(Lines of data)

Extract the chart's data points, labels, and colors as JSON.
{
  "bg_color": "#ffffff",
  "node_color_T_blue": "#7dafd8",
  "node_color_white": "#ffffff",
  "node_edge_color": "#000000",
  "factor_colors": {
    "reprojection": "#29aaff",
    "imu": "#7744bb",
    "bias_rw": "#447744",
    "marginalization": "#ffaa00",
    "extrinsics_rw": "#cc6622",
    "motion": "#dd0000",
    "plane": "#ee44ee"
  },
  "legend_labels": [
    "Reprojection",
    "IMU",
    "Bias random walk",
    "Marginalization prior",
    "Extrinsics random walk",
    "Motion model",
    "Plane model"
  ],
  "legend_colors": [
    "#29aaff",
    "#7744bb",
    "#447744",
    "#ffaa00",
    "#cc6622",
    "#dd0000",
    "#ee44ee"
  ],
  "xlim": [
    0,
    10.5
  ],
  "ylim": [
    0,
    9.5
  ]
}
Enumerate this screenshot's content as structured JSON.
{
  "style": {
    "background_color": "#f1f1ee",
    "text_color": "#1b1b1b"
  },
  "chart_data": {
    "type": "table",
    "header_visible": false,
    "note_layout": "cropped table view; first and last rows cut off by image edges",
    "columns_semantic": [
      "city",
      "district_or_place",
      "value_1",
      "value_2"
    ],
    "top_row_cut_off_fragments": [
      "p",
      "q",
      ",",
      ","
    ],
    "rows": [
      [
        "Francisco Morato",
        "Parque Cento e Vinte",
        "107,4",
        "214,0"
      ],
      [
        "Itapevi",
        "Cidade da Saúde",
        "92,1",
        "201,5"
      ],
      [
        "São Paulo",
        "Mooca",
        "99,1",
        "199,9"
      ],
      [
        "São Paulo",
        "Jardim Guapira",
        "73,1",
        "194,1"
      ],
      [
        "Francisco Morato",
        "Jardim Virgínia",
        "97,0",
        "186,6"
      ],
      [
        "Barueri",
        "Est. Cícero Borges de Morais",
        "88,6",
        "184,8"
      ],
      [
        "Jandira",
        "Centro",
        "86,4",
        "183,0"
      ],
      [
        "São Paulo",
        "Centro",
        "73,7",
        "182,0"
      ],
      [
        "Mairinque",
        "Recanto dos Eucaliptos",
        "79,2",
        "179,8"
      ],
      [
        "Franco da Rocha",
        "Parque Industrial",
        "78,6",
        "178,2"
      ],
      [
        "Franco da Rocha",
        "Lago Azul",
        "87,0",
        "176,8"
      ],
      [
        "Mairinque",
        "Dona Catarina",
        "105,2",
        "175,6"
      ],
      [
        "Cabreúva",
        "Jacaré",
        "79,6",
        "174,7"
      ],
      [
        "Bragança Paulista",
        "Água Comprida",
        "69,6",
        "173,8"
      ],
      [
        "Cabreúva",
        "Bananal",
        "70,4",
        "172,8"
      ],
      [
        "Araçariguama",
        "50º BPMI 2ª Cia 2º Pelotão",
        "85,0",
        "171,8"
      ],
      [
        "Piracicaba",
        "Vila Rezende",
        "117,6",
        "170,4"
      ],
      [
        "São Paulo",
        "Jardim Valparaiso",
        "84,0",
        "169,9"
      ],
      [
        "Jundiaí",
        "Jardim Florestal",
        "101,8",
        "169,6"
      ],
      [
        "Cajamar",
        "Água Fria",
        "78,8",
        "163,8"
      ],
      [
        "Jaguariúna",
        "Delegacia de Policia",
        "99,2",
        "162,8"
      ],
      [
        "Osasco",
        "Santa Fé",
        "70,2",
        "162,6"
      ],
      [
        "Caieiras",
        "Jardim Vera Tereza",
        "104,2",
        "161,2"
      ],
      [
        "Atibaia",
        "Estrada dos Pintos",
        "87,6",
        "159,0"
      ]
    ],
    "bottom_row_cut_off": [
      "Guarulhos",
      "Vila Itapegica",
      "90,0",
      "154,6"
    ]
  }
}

* [DESCRIPTION OF THE TASK]: Hand back the material above in full, exactly as written.

* [IN RESPONSE]:
Extract the chart's data points, labels, and colors as JSON.
{
  "bg_color": "#ffffff",
  "node_color_T_blue": "#7dafd8",
  "node_color_white": "#ffffff",
  "node_edge_color": "#000000",
  "factor_colors": {
    "reprojection": "#29aaff",
    "imu": "#7744bb",
    "bias_rw": "#447744",
    "marginalization": "#ffaa00",
    "extrinsics_rw": "#cc6622",
    "motion": "#dd0000",
    "plane": "#ee44ee"
  },
  "legend_labels": [
    "Reprojection",
    "IMU",
    "Bias random walk",
    "Marginalization prior",
    "Extrinsics random walk",
    "Motion model",
    "Plane model"
  ],
  "legend_colors": [
    "#29aaff",
    "#7744bb",
    "#447744",
    "#ffaa00",
    "#cc6622",
    "#dd0000",
    "#ee44ee"
  ],
  "xlim": [
    0,
    10.5
  ],
  "ylim": [
    0,
    9.5
  ]
}
Enumerate this screenshot's content as structured JSON.
{
  "style": {
    "background_color": "#f1f1ee",
    "text_color": "#1b1b1b"
  },
  "chart_data": {
    "type": "table",
    "header_visible": false,
    "note_layout": "cropped table view; first and last rows cut off by image edges",
    "columns_semantic": [
      "city",
      "district_or_place",
      "value_1",
      "value_2"
    ],
    "top_row_cut_off_fragments": [
      "p",
      "q",
      ",",
      ","
    ],
    "rows": [
      [
        "Francisco Morato",
        "Parque Cento e Vinte",
        "107,4",
        "214,0"
      ],
      [
        "Itapevi",
        "Cidade da Saúde",
        "92,1",
        "201,5"
      ],
      [
        "São Paulo",
        "Mooca",
        "99,1",
        "199,9"
      ],
      [
        "São Paulo",
        "Jardim Guapira",
        "73,1",
        "194,1"
      ],
      [
        "Francisco Morato",
        "Jardim Virgínia",
        "97,0",
        "186,6"
      ],
      [
        "Barueri",
        "Est. Cícero Borges de Morais",
        "88,6",
        "184,8"
      ],
      [
        "Jandira",
        "Centro",
        "86,4",
        "183,0"
      ],
      [
        "São Paulo",
        "Centro",
        "73,7",
        "182,0"
      ],
      [
        "Mairinque",
        "Recanto dos Eucaliptos",
        "79,2",
        "179,8"
      ],
      [
        "Franco da Rocha",
        "Parque Industrial",
        "78,6",
        "178,2"
      ],
      [
        "Franco da Rocha",
        "Lago Azul",
        "87,0",
        "176,8"
      ],
      [
        "Mairinque",
        "Dona Catarina",
        "105,2",
        "175,6"
      ],
      [
        "Cabreúva",
        "Jacaré",
        "79,6",
        "174,7"
      ],
      [
        "Bragança Paulista",
        "Água Comprida",
        "69,6",
        "173,8"
      ],
      [
        "Cabreúva",
        "Bananal",
        "70,4",
        "172,8"
      ],
      [
        "Araçariguama",
        "50º BPMI 2ª Cia 2º Pelotão",
        "85,0",
        "171,8"
      ],
      [
        "Piracicaba",
        "Vila Rezende",
        "117,6",
        "170,4"
      ],
      [
        "São Paulo",
        "Jardim Valparaiso",
        "84,0",
        "169,9"
      ],
      [
        "Jundiaí",
        "Jardim Florestal",
        "101,8",
        "169,6"
      ],
      [
        "Cajamar",
        "Água Fria",
        "78,8",
        "163,8"
      ],
      [
        "Jaguariúna",
        "Delegacia de Policia",
        "99,2",
        "162,8"
      ],
      [
        "Osasco",
        "Santa Fé",
        "70,2",
        "162,6"
      ],
      [
        "Caieiras",
        "Jardim Vera Tereza",
        "104,2",
        "161,2"
      ],
      [
        "Atibaia",
        "Estrada dos Pintos",
        "87,6",
        "159,0"
      ]
    ],
    "bottom_row_cut_off": [
      "Guarulhos",
      "Vila Itapegica",
      "90,0",
      "154,6"
    ]
  }
}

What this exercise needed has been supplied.